### GIVEN EXERCISE 1
Please rework the passage in the Ninth Circuit case summaries starting at "In re Gonzales: Gonzales" and ending at "(Tucson), FPD Arizona.", putting "prisoner" where "petitioner" appears.
### GIVEN EXERCISE 2
In the Ninth Circuit case summaries, by how many months did the district court in U.S. v. Mitchell depart downward for the crack and powder cocaine disparity?
### GIVEN EXERCISE 3
Resume the Ninth Circuit case summaries after their final line.
━━ GIVEN TEXT
We criminal defense lawyers often view administrative law as blessedly beyond the scope of our normal advocacy. But the administrative validity of governmental action can have a decisive effect for our clients. In such cases, administrative law should be aggressively asserted keeping two principles in mind. First, in Arrington’s footnote 6, the Ninth Circuit left open the question whether “the promulgation of agency rules that restrict human freedom should be reviewed with ‘special vigor.’” Second, in footnote 9 of Chevron, the Court limited agency action based on the construction of the governing statute as elucidated using the “traditional tools of statutory construction,” which should include such defense-friendly principles as the rule of lenity and the doctrine of constitutional avoidance. If you have cases at the intersection of criminal and administrative law, such as the effect of Guidelines amendments or schedule decisions under the Controlled Substances Act, the briefing in Fox is available here (opening at 30-39; amicus at 17-27; opp to reversal)and you can feel free to contact our office or Amy Baron-Evans at the Sentencing Resource Counsel.

Steve Sady, Chief Deputy Federal Public Defender, Portland, Oregon
U.S. v. Mitchell, No. 08-50429 (10-20-10) (Goodwin with Canby; concurrence by O'Scannlain). The 9th clarifies that "even in cases where a defendant is being sentenced under the Guidelines as a career offender, the sentencing court may depart downward to account for the disparity between treatment of crack cocaine and powder cocaine in the Guidelines." (17306). The district court departed 43 months for the distinction; the defendant wanted more. It was not unreasonable that he did not get it; and the amount was within the court's discretion. The 9th did find that the prior convictions qualified him as a career offender. Even as a career offender, the court could depart based on the crack differential. Concurring, O'Scannlain stresses that this decision does not establish the standard of review applicable to the claim that the district court has varied too greatly from the Guidelines. O'Scannlain indicates that the greater the variation (here it was 43 months for the crack.cocaine differential), the closer the review.

In re Gonzales: Gonzales v. US District Court, No. 08-72188 (10-20-10) (Reinhardt with Berzon and M. Smith). The 9th grants a mandamus and orders a competency (Rohan) hearing to determine if the petitioner can assist counsel in his capital habeas proceeding. The district court had held that the proceedings were record based, and resolvable as a matter of law. The 9th reversed, holding that under Nash v. Ryan, 581 F.3d 1048 (9th Cir. 2009), even a habeas appeal that is record-based and resolvable as a matter of law can benefit from communication between counsel and client.

Congratulations to AFPD Tim Gabrielsen and Letty Marquez of the Capital Habeas Unit (Tucson), FPD Arizona.
━━━━
━━ SOURCE EXCERPT
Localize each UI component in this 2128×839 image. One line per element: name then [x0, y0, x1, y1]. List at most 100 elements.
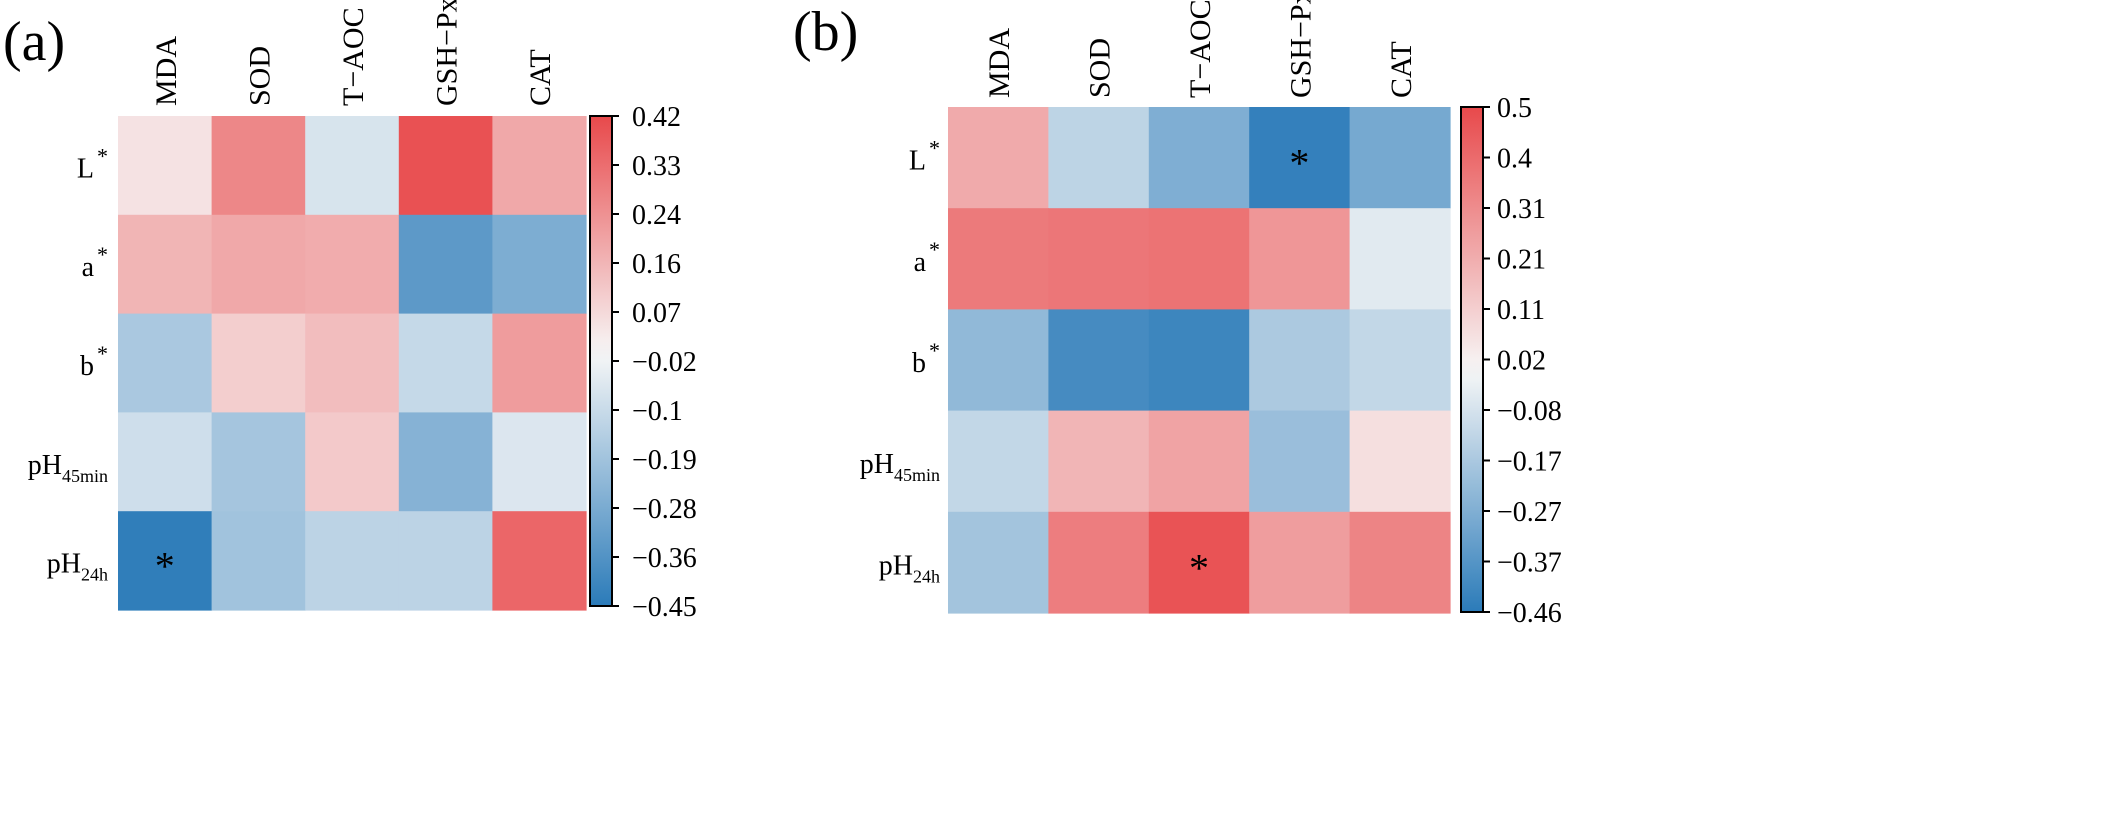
━━━━
### EXERCISE RESULT 1
In re Gonzales: Gonzales v. US District Court, No. 08-72188 (10-20-10) (Reinhardt with Berzon and M. Smith). The 9th grants a mandamus and orders a competency (Rohan) hearing to determine if the prisoner can assist counsel in his capital habeas proceeding. The district court had held that the proceedings were record based, and resolvable as a matter of law. The 9th reversed, holding that under Nash v. Ryan, 581 F.3d 1048 (9th Cir. 2009), even a habeas appeal that is record-based and resolvable as a matter of law can benefit from communication between counsel and client.

Congratulations to AFPD Tim Gabrielsen and Letty Marquez of the Capital Habeas Unit (Tucson), FPD Arizona.

### EXERCISE RESULT 2
43 months.

### EXERCISE RESULT 3
Tuesday, October 19, 2010

Earp v. Cullen, No. 08-99005 (10-19-10) (Tallman with Farris and Nelson). In this death penalty case, the 9th remands on the issue of prosecutorial misconduct. The district court had the case back on a remand to hold an evidentiary hearing on the matter of misconduct and IAC. In the former, the petitioner argued that a witness favorable to him had been intimidated by the prosecution. The petitioner wanted to call the victim's mother to relate the pressure she felt from the police. Appointed counsel, she invoked the Fifth, and the court allowed a blanket invocation. This was error. The 9th precludes blanket invocations of the Fifth, and the invocation here denied the petitioner a full and fair opportunity to develop the facts. The witness did not, as the State argues, face perjury; the statute had run. The 9th remanded to a different judge given that the court had made findings of credibility already, had sought to cut the hearing short, and was critical of the 9th having issued a stay so that petitioner could bring in witnesses. On the IAC claim, the 9th affirmed the denial. It held that trial counsel was not ineffective in its psychological evidence and in not presenting evidence of organic brain damage, if it existed, at that time. Counsel also was not ineffective in its mitigation investigation of the petitioner's background.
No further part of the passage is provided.